═══ RECORDS
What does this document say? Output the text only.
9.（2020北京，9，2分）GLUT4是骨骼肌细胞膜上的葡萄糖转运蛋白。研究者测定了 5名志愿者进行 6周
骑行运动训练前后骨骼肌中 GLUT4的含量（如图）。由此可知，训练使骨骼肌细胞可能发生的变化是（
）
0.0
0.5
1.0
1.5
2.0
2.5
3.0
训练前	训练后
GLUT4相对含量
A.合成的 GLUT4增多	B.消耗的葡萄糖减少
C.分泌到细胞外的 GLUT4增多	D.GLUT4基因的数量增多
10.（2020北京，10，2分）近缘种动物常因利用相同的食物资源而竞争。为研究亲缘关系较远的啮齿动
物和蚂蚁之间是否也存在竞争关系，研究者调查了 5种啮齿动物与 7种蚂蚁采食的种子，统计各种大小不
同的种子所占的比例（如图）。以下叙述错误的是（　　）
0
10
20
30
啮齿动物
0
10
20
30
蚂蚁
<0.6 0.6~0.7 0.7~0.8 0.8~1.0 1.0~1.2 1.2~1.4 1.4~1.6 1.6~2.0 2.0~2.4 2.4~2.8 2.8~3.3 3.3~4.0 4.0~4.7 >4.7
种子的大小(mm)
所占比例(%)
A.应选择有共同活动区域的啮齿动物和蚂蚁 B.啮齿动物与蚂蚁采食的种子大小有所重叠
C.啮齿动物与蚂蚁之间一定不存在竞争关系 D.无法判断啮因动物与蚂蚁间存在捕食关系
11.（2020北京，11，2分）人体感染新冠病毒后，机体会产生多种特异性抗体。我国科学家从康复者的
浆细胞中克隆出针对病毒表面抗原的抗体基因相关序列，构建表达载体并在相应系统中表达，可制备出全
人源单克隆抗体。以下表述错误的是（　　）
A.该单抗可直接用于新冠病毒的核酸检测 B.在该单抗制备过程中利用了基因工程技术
══════
Write out every entry exactly as given.

What does this document say? Output the text only.
9.（2020北京，9，2分）GLUT4是骨骼肌细胞膜上的葡萄糖转运蛋白。研究者测定了 5名志愿者进行 6周
骑行运动训练前后骨骼肌中 GLUT4的含量（如图）。由此可知，训练使骨骼肌细胞可能发生的变化是（
）
0.0
0.5
1.0
1.5
2.0
2.5
3.0
训练前	训练后
GLUT4相对含量
A.合成的 GLUT4增多	B.消耗的葡萄糖减少
C.分泌到细胞外的 GLUT4增多	D.GLUT4基因的数量增多
10.（2020北京，10，2分）近缘种动物常因利用相同的食物资源而竞争。为研究亲缘关系较远的啮齿动
物和蚂蚁之间是否也存在竞争关系，研究者调查了 5种啮齿动物与 7种蚂蚁采食的种子，统计各种大小不
同的种子所占的比例（如图）。以下叙述错误的是（　　）
0
10
20
30
啮齿动物
0
10
20
30
蚂蚁
<0.6 0.6~0.7 0.7~0.8 0.8~1.0 1.0~1.2 1.2~1.4 1.4~1.6 1.6~2.0 2.0~2.4 2.4~2.8 2.8~3.3 3.3~4.0 4.0~4.7 >4.7
种子的大小(mm)
所占比例(%)
A.应选择有共同活动区域的啮齿动物和蚂蚁 B.啮齿动物与蚂蚁采食的种子大小有所重叠
C.啮齿动物与蚂蚁之间一定不存在竞争关系 D.无法判断啮因动物与蚂蚁间存在捕食关系
11.（2020北京，11，2分）人体感染新冠病毒后，机体会产生多种特异性抗体。我国科学家从康复者的
浆细胞中克隆出针对病毒表面抗原的抗体基因相关序列，构建表达载体并在相应系统中表达，可制备出全
人源单克隆抗体。以下表述错误的是（　　）
A.该单抗可直接用于新冠病毒的核酸检测 B.在该单抗制备过程中利用了基因工程技术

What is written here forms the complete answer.